Stated goal: Repeat every line below exactly, word for word.

Data excerpts:

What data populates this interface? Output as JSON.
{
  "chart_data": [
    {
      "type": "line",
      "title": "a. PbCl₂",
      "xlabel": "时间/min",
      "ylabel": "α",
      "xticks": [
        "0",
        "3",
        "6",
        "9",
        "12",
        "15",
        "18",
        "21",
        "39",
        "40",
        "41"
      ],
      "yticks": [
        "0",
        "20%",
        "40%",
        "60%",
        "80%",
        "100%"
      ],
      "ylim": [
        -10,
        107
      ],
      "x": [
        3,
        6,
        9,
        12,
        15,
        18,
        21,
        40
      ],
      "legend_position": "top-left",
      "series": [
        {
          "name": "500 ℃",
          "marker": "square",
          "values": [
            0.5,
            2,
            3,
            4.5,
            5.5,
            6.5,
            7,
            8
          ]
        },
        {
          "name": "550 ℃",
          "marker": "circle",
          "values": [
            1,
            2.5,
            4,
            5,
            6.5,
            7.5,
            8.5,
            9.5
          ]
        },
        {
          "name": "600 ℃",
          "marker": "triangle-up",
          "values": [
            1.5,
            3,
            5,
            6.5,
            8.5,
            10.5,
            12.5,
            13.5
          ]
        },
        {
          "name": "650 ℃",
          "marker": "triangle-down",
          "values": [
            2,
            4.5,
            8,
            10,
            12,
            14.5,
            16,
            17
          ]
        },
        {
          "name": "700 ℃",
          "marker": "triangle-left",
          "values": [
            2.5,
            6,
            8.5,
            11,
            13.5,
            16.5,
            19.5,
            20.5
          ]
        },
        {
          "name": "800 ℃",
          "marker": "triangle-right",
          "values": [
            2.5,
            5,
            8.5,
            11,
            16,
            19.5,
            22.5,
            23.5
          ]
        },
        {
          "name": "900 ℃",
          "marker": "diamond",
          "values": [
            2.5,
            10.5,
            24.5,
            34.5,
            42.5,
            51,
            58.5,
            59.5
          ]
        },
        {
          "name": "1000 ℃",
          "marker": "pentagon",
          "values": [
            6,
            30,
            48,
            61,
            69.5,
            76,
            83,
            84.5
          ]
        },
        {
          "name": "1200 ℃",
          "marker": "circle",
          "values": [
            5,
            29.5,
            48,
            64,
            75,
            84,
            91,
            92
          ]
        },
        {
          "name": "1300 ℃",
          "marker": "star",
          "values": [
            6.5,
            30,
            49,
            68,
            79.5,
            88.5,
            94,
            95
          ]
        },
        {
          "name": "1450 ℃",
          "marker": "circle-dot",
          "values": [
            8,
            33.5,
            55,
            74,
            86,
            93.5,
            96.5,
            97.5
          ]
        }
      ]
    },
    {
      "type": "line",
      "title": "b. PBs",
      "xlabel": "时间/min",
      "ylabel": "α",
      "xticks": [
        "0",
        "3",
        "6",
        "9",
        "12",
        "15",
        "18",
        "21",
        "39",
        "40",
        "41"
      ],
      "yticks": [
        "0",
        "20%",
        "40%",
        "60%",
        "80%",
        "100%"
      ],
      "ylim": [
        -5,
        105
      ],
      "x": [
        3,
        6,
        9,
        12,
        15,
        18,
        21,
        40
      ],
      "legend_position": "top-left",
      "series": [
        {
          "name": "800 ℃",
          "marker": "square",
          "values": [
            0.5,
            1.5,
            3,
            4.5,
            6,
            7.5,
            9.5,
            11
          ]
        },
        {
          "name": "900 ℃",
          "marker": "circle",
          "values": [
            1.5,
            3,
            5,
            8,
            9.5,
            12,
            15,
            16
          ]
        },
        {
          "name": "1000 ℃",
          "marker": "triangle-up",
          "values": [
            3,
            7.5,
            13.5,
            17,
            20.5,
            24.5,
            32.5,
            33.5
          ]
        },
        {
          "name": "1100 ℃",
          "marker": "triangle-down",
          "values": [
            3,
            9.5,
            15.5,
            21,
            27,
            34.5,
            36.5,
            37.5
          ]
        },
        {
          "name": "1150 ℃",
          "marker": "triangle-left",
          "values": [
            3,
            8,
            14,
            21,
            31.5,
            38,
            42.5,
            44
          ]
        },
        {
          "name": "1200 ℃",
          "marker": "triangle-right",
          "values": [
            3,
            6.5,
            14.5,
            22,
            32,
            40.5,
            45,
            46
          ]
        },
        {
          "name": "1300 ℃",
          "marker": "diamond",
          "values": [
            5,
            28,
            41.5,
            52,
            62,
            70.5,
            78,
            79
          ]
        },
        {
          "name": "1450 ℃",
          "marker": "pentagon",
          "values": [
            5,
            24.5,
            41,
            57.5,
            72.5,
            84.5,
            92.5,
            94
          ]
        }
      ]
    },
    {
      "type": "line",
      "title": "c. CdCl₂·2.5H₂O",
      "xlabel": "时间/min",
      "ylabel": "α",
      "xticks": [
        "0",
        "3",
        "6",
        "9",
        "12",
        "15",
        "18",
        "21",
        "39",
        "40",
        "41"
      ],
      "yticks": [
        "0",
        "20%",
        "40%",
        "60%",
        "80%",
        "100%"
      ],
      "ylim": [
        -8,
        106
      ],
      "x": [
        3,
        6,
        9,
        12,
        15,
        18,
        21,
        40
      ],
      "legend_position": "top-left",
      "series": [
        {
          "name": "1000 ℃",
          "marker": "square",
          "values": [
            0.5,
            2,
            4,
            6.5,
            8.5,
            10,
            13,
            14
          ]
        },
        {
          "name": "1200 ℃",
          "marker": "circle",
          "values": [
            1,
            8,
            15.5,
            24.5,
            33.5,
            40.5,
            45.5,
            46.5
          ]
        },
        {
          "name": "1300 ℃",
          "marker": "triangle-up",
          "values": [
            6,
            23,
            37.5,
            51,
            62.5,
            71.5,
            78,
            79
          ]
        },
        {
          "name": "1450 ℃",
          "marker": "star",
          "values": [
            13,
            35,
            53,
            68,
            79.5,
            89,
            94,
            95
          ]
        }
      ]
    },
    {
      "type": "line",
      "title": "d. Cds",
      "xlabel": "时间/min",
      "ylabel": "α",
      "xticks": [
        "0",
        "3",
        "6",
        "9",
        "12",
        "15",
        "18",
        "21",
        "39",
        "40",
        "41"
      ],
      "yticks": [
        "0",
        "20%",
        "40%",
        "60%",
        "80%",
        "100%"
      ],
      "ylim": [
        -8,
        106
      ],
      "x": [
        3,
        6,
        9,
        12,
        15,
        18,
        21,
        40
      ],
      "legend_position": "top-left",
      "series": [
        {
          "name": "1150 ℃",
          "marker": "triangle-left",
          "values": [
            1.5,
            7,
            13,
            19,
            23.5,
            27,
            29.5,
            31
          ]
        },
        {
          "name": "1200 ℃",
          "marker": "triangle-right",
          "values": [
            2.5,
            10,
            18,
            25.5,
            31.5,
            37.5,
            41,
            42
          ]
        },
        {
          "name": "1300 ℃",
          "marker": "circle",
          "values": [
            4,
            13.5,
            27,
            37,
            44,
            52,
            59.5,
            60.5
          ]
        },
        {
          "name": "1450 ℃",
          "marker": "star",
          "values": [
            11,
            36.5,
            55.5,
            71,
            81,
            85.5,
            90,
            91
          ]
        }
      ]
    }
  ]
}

Result of this task:
What data populates this interface? Output as JSON.
{
  "chart_data": [
    {
      "type": "line",
      "title": "a. PbCl₂",
      "xlabel": "时间/min",
      "ylabel": "α",
      "xticks": [
        "0",
        "3",
        "6",
        "9",
        "12",
        "15",
        "18",
        "21",
        "39",
        "40",
        "41"
      ],
      "yticks": [
        "0",
        "20%",
        "40%",
        "60%",
        "80%",
        "100%"
      ],
      "ylim": [
        -10,
        107
      ],
      "x": [
        3,
        6,
        9,
        12,
        15,
        18,
        21,
        40
      ],
      "legend_position": "top-left",
      "series": [
        {
          "name": "500 ℃",
          "marker": "square",
          "values": [
            0.5,
            2,
            3,
            4.5,
            5.5,
            6.5,
            7,
            8
          ]
        },
        {
          "name": "550 ℃",
          "marker": "circle",
          "values": [
            1,
            2.5,
            4,
            5,
            6.5,
            7.5,
            8.5,
            9.5
          ]
        },
        {
          "name": "600 ℃",
          "marker": "triangle-up",
          "values": [
            1.5,
            3,
            5,
            6.5,
            8.5,
            10.5,
            12.5,
            13.5
          ]
        },
        {
          "name": "650 ℃",
          "marker": "triangle-down",
          "values": [
            2,
            4.5,
            8,
            10,
            12,
            14.5,
            16,
            17
          ]
        },
        {
          "name": "700 ℃",
          "marker": "triangle-left",
          "values": [
            2.5,
            6,
            8.5,
            11,
            13.5,
            16.5,
            19.5,
            20.5
          ]
        },
        {
          "name": "800 ℃",
          "marker": "triangle-right",
          "values": [
            2.5,
            5,
            8.5,
            11,
            16,
            19.5,
            22.5,
            23.5
          ]
        },
        {
          "name": "900 ℃",
          "marker": "diamond",
          "values": [
            2.5,
            10.5,
            24.5,
            34.5,
            42.5,
            51,
            58.5,
            59.5
          ]
        },
        {
          "name": "1000 ℃",
          "marker": "pentagon",
          "values": [
            6,
            30,
            48,
            61,
            69.5,
            76,
            83,
            84.5
          ]
        },
        {
          "name": "1200 ℃",
          "marker": "circle",
          "values": [
            5,
            29.5,
            48,
            64,
            75,
            84,
            91,
            92
          ]
        },
        {
          "name": "1300 ℃",
          "marker": "star",
          "values": [
            6.5,
            30,
            49,
            68,
            79.5,
            88.5,
            94,
            95
          ]
        },
        {
          "name": "1450 ℃",
          "marker": "circle-dot",
          "values": [
            8,
            33.5,
            55,
            74,
            86,
            93.5,
            96.5,
            97.5
          ]
        }
      ]
    },
    {
      "type": "line",
      "title": "b. PBs",
      "xlabel": "时间/min",
      "ylabel": "α",
      "xticks": [
        "0",
        "3",
        "6",
        "9",
        "12",
        "15",
        "18",
        "21",
        "39",
        "40",
        "41"
      ],
      "yticks": [
        "0",
        "20%",
        "40%",
        "60%",
        "80%",
        "100%"
      ],
      "ylim": [
        -5,
        105
      ],
      "x": [
        3,
        6,
        9,
        12,
        15,
        18,
        21,
        40
      ],
      "legend_position": "top-left",
      "series": [
        {
          "name": "800 ℃",
          "marker": "square",
          "values": [
            0.5,
            1.5,
            3,
            4.5,
            6,
            7.5,
            9.5,
            11
          ]
        },
        {
          "name": "900 ℃",
          "marker": "circle",
          "values": [
            1.5,
            3,
            5,
            8,
            9.5,
            12,
            15,
            16
          ]
        },
        {
          "name": "1000 ℃",
          "marker": "triangle-up",
          "values": [
            3,
            7.5,
            13.5,
            17,
            20.5,
            24.5,
            32.5,
            33.5
          ]
        },
        {
          "name": "1100 ℃",
          "marker": "triangle-down",
          "values": [
            3,
            9.5,
            15.5,
            21,
            27,
            34.5,
            36.5,
            37.5
          ]
        },
        {
          "name": "1150 ℃",
          "marker": "triangle-left",
          "values": [
            3,
            8,
            14,
            21,
            31.5,
            38,
            42.5,
            44
          ]
        },
        {
          "name": "1200 ℃",
          "marker": "triangle-right",
          "values": [
            3,
            6.5,
            14.5,
            22,
            32,
            40.5,
            45,
            46
          ]
        },
        {
          "name": "1300 ℃",
          "marker": "diamond",
          "values": [
            5,
            28,
            41.5,
            52,
            62,
            70.5,
            78,
            79
          ]
        },
        {
          "name": "1450 ℃",
          "marker": "pentagon",
          "values": [
            5,
            24.5,
            41,
            57.5,
            72.5,
            84.5,
            92.5,
            94
          ]
        }
      ]
    },
    {
      "type": "line",
      "title": "c. CdCl₂·2.5H₂O",
      "xlabel": "时间/min",
      "ylabel": "α",
      "xticks": [
        "0",
        "3",
        "6",
        "9",
        "12",
        "15",
        "18",
        "21",
        "39",
        "40",
        "41"
      ],
      "yticks": [
        "0",
        "20%",
        "40%",
        "60%",
        "80%",
        "100%"
      ],
      "ylim": [
        -8,
        106
      ],
      "x": [
        3,
        6,
        9,
        12,
        15,
        18,
        21,
        40
      ],
      "legend_position": "top-left",
      "series": [
        {
          "name": "1000 ℃",
          "marker": "square",
          "values": [
            0.5,
            2,
            4,
            6.5,
            8.5,
            10,
            13,
            14
          ]
        },
        {
          "name": "1200 ℃",
          "marker": "circle",
          "values": [
            1,
            8,
            15.5,
            24.5,
            33.5,
            40.5,
            45.5,
            46.5
          ]
        },
        {
          "name": "1300 ℃",
          "marker": "triangle-up",
          "values": [
            6,
            23,
            37.5,
            51,
            62.5,
            71.5,
            78,
            79
          ]
        },
        {
          "name": "1450 ℃",
          "marker": "star",
          "values": [
            13,
            35,
            53,
            68,
            79.5,
            89,
            94,
            95
          ]
        }
      ]
    },
    {
      "type": "line",
      "title": "d. Cds",
      "xlabel": "时间/min",
      "ylabel": "α",
      "xticks": [
        "0",
        "3",
        "6",
        "9",
        "12",
        "15",
        "18",
        "21",
        "39",
        "40",
        "41"
      ],
      "yticks": [
        "0",
        "20%",
        "40%",
        "60%",
        "80%",
        "100%"
      ],
      "ylim": [
        -8,
        106
      ],
      "x": [
        3,
        6,
        9,
        12,
        15,
        18,
        21,
        40
      ],
      "legend_position": "top-left",
      "series": [
        {
          "name": "1150 ℃",
          "marker": "triangle-left",
          "values": [
            1.5,
            7,
            13,
            19,
            23.5,
            27,
            29.5,
            31
          ]
        },
        {
          "name": "1200 ℃",
          "marker": "triangle-right",
          "values": [
            2.5,
            10,
            18,
            25.5,
            31.5,
            37.5,
            41,
            42
          ]
        },
        {
          "name": "1300 ℃",
          "marker": "circle",
          "values": [
            4,
            13.5,
            27,
            37,
            44,
            52,
            59.5,
            60.5
          ]
        },
        {
          "name": "1450 ℃",
          "marker": "star",
          "values": [
            11,
            36.5,
            55.5,
            71,
            81,
            85.5,
            90,
            91
          ]
        }
      ]
    }
  ]
}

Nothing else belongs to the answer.